Data entries
★ ★ ★ ★ ★
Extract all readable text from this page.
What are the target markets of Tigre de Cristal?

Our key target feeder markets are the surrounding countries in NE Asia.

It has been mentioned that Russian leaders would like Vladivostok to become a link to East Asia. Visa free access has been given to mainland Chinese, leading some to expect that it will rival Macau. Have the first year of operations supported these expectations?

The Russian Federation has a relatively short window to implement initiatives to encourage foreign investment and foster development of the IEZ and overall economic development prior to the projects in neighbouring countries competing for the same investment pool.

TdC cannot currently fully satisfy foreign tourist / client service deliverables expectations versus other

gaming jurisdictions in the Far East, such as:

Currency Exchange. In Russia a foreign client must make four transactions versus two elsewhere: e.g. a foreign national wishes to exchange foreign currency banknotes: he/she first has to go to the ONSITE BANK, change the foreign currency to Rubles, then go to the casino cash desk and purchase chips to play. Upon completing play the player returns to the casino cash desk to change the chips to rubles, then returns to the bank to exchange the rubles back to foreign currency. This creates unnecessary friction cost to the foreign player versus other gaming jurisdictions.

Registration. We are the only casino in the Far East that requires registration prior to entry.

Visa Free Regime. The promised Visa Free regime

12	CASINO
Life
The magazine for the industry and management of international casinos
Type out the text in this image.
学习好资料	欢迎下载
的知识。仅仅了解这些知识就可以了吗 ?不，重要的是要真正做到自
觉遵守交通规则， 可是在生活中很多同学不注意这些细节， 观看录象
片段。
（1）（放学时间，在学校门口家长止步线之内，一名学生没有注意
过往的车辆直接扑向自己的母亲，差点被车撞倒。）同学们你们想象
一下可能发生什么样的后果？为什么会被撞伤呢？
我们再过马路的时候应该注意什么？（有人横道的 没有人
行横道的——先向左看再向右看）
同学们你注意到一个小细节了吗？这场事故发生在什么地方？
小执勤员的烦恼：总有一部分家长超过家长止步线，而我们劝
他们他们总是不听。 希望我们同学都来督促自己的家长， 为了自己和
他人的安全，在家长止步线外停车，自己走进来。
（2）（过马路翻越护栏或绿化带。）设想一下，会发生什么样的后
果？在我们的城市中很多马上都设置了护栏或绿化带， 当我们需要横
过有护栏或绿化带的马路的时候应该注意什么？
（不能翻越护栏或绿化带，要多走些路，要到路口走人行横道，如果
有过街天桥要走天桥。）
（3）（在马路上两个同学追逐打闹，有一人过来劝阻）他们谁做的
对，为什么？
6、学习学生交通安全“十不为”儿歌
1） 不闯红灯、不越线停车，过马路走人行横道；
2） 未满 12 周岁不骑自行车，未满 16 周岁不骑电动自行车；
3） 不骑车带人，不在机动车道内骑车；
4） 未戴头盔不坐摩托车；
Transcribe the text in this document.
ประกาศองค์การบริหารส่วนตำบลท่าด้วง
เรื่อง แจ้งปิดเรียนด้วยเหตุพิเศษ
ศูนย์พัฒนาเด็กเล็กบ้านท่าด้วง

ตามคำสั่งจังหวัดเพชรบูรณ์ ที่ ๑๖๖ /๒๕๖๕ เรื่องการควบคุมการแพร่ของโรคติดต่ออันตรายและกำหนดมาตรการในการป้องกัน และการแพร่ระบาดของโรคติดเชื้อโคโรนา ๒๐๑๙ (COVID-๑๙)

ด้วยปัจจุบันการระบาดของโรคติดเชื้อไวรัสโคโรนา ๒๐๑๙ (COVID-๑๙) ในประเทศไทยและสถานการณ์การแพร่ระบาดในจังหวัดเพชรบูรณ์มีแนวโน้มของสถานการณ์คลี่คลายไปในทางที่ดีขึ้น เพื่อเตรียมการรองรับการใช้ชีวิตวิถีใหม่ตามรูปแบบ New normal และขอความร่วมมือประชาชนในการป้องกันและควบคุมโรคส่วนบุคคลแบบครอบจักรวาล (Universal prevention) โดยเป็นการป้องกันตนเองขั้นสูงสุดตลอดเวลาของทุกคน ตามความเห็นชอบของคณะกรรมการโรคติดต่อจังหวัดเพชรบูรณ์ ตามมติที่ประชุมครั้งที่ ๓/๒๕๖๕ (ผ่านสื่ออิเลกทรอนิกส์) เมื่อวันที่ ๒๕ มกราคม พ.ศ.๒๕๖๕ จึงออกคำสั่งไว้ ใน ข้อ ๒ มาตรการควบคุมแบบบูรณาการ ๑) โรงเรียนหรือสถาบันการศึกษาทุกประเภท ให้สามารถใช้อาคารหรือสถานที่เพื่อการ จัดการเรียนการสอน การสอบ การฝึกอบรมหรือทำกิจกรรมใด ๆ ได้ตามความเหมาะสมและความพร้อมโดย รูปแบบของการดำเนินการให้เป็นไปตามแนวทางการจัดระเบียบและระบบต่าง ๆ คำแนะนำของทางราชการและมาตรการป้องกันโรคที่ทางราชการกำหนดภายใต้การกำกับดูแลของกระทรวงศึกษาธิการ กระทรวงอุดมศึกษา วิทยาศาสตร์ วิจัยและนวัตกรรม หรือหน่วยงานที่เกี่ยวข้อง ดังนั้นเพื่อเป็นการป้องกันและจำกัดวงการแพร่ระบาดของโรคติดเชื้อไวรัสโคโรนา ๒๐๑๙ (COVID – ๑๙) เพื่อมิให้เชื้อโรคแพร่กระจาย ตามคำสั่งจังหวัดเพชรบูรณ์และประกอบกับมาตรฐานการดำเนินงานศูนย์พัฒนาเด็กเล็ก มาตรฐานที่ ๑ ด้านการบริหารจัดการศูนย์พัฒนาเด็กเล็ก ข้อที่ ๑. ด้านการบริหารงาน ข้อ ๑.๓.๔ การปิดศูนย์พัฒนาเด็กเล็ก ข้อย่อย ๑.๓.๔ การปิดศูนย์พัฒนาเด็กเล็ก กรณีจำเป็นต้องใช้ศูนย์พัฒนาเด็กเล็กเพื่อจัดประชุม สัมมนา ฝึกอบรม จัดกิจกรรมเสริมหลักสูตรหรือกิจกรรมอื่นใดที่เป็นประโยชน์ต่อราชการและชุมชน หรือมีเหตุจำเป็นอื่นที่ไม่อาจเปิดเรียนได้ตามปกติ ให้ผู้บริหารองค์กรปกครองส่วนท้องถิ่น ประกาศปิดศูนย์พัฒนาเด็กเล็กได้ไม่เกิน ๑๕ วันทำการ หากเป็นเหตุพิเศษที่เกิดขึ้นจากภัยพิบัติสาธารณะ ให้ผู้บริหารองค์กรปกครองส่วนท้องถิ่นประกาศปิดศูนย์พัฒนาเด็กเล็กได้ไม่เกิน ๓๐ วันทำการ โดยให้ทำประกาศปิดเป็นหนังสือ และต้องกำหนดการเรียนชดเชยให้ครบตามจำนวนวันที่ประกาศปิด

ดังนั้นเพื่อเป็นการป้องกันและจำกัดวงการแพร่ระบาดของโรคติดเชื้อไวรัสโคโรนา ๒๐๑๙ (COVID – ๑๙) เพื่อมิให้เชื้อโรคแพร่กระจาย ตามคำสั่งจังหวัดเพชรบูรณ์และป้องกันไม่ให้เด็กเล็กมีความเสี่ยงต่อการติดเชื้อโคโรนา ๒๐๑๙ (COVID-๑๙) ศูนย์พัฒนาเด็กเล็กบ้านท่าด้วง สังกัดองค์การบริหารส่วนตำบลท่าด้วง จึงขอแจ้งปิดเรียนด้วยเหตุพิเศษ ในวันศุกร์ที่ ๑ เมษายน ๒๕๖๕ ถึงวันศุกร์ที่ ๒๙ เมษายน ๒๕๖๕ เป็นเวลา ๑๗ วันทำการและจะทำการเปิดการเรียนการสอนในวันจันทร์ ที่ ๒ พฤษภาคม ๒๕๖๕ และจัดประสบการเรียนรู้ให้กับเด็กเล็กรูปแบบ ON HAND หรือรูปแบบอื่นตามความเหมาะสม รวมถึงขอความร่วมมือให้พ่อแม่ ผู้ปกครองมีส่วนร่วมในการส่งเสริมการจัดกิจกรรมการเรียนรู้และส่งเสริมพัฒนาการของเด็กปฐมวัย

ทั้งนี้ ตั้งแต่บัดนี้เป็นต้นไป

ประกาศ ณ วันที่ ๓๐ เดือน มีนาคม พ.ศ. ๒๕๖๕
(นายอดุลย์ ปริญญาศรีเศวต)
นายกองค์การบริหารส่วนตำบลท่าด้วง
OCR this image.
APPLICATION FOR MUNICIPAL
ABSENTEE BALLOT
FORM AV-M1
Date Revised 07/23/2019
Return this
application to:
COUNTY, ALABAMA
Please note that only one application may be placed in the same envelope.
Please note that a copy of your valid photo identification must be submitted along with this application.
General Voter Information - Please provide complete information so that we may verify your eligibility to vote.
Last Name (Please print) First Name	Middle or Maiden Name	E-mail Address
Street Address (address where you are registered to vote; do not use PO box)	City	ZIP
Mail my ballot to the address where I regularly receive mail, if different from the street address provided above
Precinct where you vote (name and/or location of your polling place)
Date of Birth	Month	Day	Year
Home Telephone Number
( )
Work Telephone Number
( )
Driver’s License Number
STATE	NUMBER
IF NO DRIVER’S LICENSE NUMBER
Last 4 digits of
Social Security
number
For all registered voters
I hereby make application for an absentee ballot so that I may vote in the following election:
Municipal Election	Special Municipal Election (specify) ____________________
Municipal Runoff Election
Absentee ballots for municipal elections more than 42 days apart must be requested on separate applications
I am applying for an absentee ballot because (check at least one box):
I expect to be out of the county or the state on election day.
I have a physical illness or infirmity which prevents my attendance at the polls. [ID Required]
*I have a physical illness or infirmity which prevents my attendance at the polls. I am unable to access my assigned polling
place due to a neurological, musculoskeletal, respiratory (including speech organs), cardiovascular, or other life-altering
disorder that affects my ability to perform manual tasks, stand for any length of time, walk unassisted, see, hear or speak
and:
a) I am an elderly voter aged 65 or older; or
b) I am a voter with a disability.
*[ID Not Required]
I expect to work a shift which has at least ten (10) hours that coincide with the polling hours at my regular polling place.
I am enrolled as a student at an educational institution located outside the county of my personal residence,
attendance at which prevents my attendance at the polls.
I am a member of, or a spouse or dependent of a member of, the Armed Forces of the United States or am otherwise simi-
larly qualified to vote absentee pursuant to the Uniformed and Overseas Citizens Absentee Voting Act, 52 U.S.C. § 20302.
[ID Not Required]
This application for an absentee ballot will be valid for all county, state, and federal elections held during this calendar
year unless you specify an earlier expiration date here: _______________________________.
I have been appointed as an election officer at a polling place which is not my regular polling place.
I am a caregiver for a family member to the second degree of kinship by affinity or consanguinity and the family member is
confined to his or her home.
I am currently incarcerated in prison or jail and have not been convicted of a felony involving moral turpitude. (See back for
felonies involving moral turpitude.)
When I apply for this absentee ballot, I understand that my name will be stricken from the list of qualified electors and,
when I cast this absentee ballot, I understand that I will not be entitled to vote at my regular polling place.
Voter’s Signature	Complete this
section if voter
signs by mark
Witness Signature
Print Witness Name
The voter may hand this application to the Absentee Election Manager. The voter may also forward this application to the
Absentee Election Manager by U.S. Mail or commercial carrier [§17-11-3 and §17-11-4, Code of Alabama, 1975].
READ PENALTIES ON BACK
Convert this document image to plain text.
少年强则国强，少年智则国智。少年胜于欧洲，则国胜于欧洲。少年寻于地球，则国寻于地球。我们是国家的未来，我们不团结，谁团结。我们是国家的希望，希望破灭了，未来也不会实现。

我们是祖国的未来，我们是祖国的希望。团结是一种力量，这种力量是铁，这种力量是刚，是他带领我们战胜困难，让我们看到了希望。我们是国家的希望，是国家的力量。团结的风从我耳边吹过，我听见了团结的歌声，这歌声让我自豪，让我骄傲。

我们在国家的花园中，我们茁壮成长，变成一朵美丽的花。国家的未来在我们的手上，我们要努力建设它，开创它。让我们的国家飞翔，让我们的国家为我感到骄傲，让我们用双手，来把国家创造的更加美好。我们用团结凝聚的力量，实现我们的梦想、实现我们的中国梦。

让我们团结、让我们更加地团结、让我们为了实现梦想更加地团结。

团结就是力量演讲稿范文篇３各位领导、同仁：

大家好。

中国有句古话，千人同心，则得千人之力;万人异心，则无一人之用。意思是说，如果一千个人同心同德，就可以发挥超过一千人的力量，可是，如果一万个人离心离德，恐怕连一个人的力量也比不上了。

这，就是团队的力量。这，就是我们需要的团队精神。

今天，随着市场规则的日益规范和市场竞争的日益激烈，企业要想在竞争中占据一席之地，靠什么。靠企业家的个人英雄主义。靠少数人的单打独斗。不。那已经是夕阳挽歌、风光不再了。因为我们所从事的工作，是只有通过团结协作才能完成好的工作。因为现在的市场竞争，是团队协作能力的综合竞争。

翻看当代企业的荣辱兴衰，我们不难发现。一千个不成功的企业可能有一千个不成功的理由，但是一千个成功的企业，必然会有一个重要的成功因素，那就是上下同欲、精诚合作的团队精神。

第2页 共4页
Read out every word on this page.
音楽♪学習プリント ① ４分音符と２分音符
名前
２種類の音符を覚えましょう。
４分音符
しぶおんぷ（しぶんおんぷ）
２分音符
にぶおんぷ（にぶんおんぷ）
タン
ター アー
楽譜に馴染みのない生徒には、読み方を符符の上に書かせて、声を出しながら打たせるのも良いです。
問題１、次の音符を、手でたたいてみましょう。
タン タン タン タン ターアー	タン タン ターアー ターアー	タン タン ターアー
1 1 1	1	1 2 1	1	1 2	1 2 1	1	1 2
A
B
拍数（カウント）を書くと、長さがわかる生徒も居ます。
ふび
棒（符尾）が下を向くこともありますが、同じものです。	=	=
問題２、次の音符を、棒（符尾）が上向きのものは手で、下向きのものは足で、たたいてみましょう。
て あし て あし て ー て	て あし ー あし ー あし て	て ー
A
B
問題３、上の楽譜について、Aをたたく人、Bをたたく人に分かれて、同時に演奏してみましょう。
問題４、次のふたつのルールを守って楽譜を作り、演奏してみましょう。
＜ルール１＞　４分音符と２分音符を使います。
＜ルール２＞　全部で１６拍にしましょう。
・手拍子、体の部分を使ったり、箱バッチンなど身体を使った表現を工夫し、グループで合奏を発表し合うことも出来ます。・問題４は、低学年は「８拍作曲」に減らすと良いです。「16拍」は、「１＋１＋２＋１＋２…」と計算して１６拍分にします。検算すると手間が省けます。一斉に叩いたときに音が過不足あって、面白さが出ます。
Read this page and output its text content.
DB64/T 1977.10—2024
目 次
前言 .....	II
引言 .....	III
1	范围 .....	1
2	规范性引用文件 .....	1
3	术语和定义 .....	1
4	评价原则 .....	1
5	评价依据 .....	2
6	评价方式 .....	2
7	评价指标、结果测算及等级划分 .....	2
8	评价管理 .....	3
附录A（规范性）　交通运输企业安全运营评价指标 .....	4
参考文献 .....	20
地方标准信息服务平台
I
★ ★ ★ ★ ★
* _DIRECTIONS_
Identify each line holding the string "only", and copy it out.

* _OUTPUT OF THE EXERCISE_
Registration. We are the only casino in the Far East that requires registration prior to entry.
Please note that only one application may be placed in the same envelope.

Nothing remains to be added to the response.